──────── Excerpted records ────────

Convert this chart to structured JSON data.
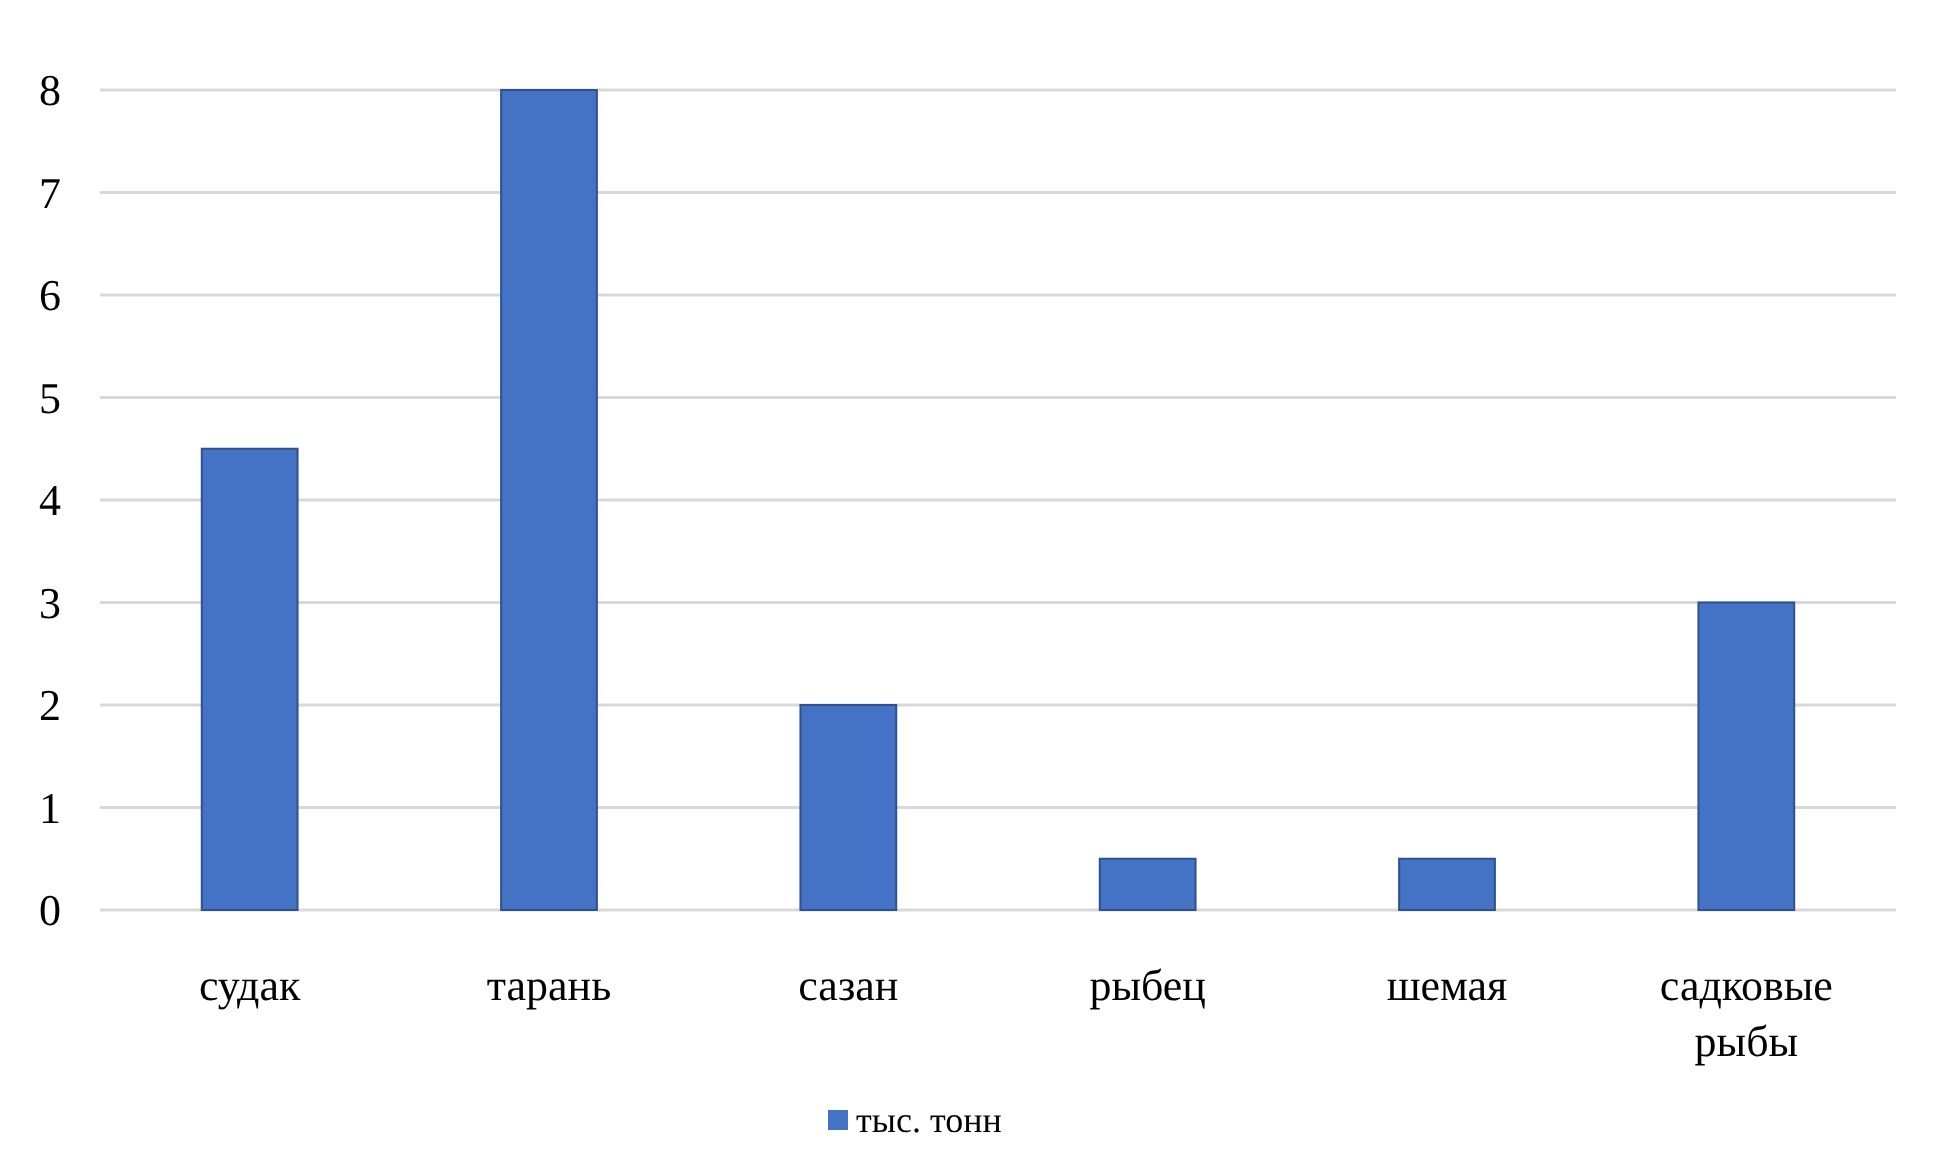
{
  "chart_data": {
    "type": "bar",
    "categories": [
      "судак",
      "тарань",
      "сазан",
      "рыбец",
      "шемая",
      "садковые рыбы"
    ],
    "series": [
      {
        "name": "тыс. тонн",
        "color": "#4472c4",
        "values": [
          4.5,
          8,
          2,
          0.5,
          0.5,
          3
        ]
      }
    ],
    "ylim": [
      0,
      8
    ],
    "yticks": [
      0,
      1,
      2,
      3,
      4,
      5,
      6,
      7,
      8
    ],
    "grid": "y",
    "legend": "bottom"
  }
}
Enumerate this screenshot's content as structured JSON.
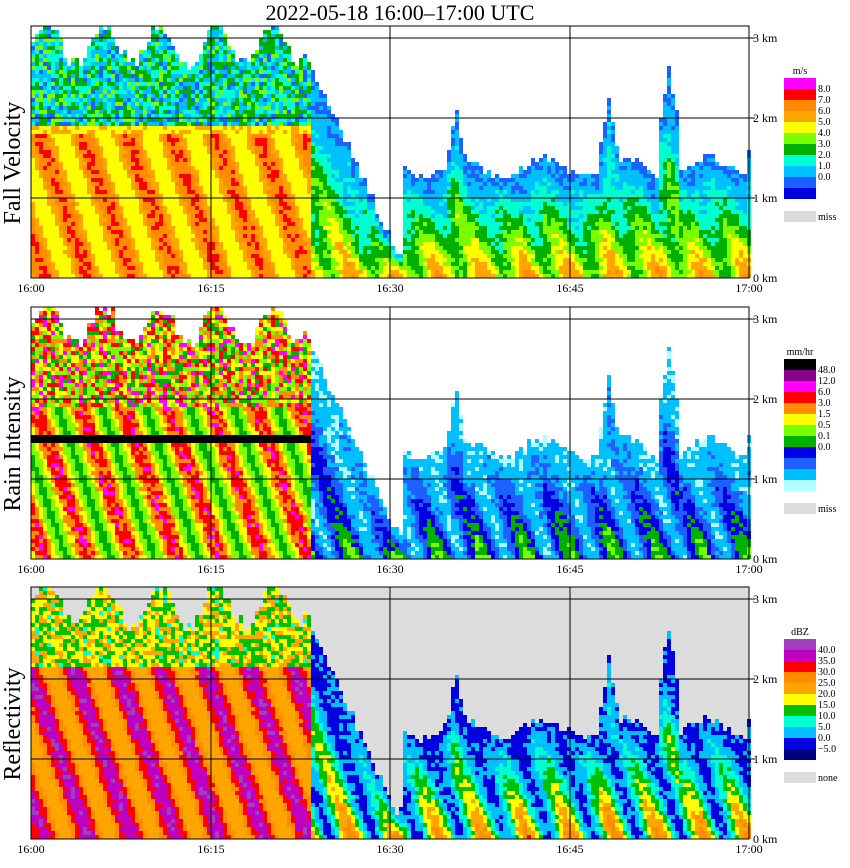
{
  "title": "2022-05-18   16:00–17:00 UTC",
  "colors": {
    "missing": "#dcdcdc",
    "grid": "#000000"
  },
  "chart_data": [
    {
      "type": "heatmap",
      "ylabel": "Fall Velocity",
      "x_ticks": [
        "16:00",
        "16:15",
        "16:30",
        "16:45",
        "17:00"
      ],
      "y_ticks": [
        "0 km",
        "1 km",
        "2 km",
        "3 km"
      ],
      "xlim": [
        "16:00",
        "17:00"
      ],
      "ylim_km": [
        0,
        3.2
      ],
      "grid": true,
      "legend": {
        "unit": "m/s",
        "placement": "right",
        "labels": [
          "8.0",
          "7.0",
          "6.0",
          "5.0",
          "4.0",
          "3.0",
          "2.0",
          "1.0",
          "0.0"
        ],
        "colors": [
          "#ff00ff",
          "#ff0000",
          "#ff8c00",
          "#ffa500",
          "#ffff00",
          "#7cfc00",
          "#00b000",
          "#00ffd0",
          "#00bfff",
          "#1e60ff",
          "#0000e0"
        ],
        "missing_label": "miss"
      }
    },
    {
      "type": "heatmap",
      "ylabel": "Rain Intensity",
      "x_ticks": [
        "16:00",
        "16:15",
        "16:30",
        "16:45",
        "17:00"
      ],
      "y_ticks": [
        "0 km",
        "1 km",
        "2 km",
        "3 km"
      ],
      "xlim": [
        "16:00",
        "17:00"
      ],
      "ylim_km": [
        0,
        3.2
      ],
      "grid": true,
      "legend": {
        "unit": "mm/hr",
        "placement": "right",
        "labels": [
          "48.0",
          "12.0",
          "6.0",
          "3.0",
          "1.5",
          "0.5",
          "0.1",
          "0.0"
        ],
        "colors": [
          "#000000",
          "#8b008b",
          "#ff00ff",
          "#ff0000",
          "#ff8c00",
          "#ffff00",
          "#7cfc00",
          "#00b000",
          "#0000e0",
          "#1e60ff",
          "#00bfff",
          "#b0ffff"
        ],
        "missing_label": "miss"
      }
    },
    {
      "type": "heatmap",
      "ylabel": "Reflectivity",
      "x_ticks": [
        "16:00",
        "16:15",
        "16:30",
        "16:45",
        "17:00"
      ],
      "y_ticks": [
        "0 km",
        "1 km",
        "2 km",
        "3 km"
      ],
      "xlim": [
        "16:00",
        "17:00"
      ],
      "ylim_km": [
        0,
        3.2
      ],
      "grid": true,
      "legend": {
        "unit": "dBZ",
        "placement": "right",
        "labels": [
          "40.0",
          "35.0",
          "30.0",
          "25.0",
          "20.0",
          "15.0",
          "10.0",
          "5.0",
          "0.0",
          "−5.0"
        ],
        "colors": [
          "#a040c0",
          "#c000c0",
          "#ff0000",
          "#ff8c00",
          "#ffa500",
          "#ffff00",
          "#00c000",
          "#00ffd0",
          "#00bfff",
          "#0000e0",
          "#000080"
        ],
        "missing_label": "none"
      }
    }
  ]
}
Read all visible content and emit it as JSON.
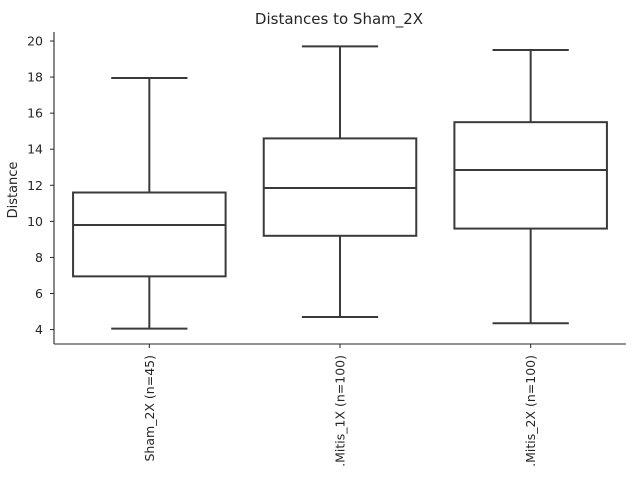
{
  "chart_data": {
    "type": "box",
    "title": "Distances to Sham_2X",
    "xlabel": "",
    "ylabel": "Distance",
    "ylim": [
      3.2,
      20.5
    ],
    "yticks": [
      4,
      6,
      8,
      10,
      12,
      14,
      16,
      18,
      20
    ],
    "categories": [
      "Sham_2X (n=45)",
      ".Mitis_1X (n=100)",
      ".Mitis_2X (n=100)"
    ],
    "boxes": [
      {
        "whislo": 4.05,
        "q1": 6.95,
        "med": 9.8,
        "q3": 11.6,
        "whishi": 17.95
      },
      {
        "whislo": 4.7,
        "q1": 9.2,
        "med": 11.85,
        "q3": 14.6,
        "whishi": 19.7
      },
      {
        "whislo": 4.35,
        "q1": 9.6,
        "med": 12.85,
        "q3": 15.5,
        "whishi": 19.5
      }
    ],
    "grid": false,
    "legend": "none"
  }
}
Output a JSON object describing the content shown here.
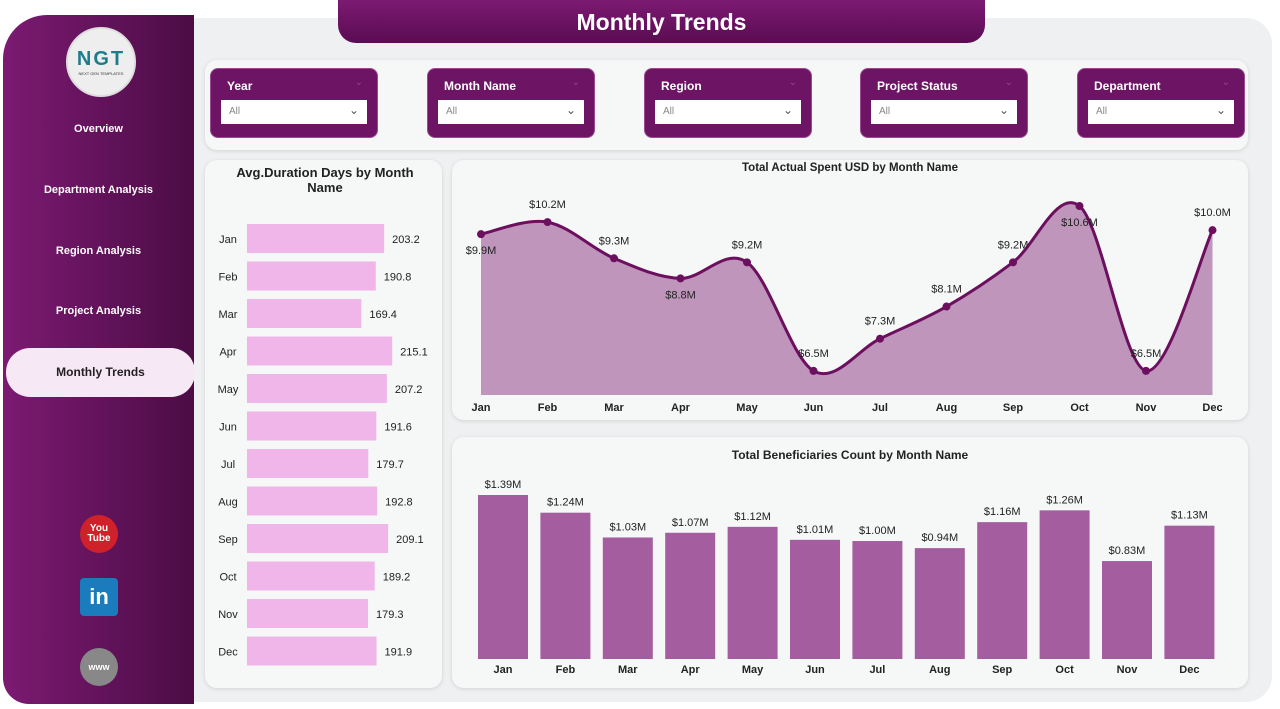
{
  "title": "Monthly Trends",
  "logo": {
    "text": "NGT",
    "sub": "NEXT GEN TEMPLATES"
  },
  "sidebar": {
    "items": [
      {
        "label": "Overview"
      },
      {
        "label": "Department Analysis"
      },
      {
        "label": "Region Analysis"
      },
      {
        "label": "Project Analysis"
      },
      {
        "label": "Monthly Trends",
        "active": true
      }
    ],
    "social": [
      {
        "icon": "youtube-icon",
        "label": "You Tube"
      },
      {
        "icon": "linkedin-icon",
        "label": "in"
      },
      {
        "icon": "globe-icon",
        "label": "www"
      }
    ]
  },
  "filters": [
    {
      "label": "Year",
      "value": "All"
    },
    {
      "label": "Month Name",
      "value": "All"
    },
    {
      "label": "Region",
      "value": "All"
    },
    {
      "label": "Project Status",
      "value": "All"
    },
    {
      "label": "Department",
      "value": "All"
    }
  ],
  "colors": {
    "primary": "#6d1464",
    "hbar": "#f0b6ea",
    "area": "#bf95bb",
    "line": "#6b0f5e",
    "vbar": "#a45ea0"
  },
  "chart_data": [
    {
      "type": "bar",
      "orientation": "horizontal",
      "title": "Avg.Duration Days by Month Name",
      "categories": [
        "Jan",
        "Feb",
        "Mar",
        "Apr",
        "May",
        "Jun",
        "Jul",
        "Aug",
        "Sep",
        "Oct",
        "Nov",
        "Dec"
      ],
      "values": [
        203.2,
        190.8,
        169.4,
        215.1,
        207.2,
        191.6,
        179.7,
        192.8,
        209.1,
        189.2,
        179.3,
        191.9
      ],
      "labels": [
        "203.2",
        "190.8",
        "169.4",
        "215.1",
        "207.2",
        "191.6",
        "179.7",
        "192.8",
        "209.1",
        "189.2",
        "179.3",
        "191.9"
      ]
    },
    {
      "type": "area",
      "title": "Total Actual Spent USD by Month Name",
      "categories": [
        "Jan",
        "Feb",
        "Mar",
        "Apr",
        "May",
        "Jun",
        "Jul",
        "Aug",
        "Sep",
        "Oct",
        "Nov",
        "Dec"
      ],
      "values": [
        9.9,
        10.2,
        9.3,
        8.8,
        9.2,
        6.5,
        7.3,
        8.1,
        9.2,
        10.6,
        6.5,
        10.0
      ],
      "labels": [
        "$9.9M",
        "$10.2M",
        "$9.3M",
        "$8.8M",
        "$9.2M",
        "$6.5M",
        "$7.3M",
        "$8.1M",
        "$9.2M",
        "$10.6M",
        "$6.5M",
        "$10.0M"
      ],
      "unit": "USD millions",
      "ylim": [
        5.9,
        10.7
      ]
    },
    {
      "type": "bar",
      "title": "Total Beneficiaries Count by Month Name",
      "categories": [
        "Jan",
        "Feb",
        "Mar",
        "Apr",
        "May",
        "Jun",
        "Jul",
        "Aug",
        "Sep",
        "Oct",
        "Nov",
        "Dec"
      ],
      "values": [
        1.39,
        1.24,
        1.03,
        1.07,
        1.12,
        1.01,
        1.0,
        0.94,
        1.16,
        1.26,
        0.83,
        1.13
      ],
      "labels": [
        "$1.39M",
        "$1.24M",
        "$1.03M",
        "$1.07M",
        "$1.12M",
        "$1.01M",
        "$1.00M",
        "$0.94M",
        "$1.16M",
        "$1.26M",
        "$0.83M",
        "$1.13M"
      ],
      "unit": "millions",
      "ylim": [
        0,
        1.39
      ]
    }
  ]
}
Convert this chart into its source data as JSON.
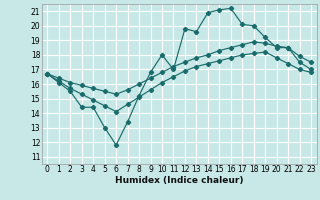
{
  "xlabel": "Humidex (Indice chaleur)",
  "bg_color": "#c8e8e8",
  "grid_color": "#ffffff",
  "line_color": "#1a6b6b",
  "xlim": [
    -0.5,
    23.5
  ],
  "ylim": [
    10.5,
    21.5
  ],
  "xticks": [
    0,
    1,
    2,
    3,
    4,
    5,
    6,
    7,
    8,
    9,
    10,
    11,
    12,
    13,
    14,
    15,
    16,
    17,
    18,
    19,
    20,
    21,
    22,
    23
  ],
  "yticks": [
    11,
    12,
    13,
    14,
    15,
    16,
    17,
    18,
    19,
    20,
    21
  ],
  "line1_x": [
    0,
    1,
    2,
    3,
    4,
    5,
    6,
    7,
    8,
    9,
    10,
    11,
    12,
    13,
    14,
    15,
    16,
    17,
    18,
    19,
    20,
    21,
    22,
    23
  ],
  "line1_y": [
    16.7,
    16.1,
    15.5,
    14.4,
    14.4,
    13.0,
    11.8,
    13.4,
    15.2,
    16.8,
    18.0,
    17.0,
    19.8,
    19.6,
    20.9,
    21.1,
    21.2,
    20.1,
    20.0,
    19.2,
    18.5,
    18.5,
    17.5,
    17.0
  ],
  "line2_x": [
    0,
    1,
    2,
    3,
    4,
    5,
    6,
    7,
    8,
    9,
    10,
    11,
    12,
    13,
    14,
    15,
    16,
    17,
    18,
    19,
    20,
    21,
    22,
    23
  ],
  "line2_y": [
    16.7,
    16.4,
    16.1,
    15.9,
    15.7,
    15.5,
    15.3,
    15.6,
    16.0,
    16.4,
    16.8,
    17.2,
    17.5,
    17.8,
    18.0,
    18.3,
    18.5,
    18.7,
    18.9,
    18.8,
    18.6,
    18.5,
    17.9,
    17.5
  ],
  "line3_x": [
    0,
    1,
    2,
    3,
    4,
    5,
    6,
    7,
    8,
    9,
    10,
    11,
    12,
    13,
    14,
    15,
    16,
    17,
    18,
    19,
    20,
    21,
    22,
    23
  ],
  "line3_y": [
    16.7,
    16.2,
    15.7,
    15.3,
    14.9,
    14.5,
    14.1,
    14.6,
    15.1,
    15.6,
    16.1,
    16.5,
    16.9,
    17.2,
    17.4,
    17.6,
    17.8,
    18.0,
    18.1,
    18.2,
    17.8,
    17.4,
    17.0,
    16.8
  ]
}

────────

» **Aim of the exercise**
Report every line containing the word "this" from the listing above.

» **Problem solution**
Convert this chart to structured JSON data.
Enumerate this screenshot's content as structured JSON.
Convert this chart into its source data as JSON.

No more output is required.